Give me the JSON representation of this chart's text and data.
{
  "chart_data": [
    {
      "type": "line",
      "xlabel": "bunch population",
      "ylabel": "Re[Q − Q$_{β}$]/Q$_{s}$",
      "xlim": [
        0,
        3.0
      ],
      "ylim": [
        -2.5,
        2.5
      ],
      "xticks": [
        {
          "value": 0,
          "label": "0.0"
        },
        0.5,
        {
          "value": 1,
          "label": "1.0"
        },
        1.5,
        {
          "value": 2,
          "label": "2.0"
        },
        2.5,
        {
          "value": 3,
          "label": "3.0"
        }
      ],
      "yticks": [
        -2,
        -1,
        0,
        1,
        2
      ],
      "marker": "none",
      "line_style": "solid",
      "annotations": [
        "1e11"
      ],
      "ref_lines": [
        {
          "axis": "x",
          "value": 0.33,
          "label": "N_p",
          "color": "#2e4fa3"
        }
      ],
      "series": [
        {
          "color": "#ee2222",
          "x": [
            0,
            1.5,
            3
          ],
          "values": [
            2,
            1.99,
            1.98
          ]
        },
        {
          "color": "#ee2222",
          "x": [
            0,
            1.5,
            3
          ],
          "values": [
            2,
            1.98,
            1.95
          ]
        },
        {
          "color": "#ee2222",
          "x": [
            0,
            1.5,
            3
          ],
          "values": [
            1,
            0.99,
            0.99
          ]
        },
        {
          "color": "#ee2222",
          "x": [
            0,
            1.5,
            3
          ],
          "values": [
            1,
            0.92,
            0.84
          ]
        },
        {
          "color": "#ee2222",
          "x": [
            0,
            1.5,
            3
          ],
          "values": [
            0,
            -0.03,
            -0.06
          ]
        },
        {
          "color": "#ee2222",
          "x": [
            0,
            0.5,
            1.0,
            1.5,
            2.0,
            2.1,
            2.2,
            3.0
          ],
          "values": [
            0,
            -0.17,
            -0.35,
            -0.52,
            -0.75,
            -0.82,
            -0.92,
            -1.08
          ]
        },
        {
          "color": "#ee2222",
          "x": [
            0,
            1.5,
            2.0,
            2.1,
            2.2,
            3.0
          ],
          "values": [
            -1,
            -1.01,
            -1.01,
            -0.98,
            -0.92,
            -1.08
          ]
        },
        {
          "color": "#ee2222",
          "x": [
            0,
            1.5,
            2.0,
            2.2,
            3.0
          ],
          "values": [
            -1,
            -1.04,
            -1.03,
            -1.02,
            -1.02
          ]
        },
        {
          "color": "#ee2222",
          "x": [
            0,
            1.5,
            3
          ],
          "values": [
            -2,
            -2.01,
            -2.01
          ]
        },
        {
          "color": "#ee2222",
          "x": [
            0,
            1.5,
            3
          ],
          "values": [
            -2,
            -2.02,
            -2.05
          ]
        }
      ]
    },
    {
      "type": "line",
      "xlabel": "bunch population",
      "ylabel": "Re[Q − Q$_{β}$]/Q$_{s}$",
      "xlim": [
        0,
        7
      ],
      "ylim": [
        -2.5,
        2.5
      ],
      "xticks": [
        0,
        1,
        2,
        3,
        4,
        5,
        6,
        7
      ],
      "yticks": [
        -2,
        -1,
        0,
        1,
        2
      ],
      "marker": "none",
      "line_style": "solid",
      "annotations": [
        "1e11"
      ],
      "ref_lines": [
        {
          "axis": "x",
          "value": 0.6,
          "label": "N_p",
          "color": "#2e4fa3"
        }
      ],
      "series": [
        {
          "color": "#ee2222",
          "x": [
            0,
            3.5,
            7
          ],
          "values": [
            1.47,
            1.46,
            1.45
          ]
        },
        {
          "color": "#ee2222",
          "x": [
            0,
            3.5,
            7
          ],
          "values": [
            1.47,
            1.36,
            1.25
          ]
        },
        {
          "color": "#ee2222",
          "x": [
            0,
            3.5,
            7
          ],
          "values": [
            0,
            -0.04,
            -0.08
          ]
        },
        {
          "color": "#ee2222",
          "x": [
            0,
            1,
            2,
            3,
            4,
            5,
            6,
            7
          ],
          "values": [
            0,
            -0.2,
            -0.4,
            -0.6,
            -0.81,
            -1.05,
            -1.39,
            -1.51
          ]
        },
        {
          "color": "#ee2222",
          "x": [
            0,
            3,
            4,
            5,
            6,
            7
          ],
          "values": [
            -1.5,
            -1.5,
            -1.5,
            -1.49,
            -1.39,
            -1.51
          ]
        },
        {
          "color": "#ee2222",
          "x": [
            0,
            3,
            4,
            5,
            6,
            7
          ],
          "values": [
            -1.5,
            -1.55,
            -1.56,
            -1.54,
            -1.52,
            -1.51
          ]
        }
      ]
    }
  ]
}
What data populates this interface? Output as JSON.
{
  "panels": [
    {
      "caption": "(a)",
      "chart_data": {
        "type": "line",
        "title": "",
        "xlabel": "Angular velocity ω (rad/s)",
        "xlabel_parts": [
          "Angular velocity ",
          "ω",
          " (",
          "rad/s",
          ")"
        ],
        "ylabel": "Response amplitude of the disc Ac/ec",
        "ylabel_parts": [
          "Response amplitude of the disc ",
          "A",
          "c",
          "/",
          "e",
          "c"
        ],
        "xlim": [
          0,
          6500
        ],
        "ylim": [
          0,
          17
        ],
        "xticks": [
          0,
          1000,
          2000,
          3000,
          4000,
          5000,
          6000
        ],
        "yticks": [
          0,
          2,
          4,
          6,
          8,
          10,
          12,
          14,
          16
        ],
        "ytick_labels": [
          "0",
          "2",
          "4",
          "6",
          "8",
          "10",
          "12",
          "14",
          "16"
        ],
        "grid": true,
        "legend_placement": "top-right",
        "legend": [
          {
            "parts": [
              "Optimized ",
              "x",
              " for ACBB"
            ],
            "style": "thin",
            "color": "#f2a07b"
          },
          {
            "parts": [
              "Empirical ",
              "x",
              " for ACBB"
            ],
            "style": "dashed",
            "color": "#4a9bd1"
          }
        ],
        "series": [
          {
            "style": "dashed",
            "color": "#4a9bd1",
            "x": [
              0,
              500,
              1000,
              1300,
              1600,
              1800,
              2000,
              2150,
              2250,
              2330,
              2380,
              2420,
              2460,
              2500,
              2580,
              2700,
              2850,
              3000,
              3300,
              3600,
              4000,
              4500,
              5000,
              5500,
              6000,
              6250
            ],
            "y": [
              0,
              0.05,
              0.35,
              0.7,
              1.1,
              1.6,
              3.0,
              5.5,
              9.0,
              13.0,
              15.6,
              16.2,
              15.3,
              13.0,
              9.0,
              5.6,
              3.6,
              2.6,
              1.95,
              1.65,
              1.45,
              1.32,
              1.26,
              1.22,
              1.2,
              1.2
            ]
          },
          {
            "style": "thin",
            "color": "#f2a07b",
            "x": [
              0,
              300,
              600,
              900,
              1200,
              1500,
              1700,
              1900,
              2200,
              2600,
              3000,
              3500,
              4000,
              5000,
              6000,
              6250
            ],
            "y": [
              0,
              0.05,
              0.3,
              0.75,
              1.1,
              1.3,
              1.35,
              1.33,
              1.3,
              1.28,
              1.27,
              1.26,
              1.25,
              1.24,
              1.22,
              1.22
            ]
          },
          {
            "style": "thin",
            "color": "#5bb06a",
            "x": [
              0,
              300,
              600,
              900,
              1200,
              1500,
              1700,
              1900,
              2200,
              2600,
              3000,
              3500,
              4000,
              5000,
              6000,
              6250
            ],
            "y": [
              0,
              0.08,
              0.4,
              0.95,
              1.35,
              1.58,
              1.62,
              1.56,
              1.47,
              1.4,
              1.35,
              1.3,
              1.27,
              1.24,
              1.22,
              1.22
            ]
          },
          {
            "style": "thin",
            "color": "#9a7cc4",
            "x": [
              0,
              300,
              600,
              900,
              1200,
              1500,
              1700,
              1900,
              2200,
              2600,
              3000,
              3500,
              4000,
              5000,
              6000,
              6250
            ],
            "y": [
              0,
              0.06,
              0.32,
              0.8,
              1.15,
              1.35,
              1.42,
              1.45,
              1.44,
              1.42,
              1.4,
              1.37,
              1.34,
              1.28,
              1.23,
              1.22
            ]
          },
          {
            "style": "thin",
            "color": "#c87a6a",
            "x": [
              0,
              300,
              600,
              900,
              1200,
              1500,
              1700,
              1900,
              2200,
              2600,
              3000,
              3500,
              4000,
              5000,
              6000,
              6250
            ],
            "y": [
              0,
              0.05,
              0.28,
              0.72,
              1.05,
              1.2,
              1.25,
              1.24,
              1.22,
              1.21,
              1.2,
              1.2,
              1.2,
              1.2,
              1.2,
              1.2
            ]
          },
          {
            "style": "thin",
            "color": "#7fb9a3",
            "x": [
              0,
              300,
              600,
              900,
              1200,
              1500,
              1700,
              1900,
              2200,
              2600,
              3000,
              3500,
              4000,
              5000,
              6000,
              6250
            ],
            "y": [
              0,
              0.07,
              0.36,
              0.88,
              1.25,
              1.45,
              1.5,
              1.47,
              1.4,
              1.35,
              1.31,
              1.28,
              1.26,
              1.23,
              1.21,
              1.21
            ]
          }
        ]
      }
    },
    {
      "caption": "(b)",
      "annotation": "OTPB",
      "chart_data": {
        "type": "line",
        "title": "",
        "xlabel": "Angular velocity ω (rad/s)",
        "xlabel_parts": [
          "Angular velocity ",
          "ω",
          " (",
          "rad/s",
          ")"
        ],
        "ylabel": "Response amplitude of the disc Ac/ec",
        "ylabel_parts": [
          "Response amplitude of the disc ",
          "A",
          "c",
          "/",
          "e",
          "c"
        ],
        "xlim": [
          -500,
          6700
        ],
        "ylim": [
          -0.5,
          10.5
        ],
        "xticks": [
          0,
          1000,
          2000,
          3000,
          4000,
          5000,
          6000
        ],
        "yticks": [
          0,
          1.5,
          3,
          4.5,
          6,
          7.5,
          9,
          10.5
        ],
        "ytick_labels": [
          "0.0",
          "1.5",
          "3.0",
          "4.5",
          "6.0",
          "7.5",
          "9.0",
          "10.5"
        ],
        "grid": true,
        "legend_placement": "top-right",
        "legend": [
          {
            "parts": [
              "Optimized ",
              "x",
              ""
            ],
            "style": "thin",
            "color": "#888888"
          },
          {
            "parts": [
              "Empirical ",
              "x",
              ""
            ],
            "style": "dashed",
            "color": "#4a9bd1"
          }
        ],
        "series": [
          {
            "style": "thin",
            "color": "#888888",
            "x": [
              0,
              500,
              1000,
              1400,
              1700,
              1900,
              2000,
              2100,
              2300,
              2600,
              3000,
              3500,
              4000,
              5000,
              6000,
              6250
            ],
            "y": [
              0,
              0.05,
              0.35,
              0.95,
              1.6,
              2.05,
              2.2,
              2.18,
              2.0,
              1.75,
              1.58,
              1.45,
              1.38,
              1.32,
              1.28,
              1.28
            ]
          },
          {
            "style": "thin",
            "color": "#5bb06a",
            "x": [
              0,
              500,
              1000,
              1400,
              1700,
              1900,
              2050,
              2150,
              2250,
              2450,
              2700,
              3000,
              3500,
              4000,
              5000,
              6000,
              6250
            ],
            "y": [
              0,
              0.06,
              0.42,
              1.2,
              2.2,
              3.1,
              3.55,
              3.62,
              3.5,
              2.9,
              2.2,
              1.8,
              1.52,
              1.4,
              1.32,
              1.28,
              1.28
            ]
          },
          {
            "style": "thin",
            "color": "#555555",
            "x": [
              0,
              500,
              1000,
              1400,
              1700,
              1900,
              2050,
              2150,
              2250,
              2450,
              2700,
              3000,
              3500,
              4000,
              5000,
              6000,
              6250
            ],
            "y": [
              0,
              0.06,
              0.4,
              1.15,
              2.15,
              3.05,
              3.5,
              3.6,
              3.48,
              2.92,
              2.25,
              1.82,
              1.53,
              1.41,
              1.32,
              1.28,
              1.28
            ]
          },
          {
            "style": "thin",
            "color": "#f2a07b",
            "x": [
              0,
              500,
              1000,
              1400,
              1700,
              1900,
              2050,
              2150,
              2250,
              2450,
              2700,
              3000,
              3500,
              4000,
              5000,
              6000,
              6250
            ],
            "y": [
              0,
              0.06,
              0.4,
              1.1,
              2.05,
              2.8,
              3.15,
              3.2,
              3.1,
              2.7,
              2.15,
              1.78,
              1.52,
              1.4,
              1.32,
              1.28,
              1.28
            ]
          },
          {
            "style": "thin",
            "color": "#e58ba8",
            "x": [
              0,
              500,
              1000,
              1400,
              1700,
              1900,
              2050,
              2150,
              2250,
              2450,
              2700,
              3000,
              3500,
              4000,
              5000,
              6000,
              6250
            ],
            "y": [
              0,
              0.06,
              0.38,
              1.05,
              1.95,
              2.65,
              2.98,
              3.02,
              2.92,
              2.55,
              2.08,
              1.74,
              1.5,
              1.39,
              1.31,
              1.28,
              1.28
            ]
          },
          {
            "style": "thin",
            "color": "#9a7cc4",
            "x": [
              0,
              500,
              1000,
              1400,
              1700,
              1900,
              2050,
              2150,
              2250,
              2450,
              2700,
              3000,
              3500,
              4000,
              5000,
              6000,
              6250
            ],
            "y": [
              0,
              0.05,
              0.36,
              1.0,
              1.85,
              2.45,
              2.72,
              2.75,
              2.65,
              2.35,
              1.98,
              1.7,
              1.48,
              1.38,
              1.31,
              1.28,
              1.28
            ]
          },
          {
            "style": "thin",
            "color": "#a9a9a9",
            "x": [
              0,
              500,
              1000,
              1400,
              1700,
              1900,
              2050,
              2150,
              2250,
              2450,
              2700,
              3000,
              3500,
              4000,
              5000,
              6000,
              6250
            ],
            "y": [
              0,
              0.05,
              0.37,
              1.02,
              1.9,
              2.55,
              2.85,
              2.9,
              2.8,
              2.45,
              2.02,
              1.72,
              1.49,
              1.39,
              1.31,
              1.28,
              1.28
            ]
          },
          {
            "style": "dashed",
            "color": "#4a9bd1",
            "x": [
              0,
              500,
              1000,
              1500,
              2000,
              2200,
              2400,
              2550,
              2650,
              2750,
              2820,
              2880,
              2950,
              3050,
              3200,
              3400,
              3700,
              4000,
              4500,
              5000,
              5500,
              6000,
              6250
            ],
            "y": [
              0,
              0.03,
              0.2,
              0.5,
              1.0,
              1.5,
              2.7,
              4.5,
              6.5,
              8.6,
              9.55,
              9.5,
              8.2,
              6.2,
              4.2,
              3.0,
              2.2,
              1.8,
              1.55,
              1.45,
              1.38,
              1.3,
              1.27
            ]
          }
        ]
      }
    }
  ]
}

# [WHAT THE EXERCISE ASKS]
Each line that contains the string "JSON" counts once; report how many such lines the entries have, giving only the number.

# [IN RESPONSE]
2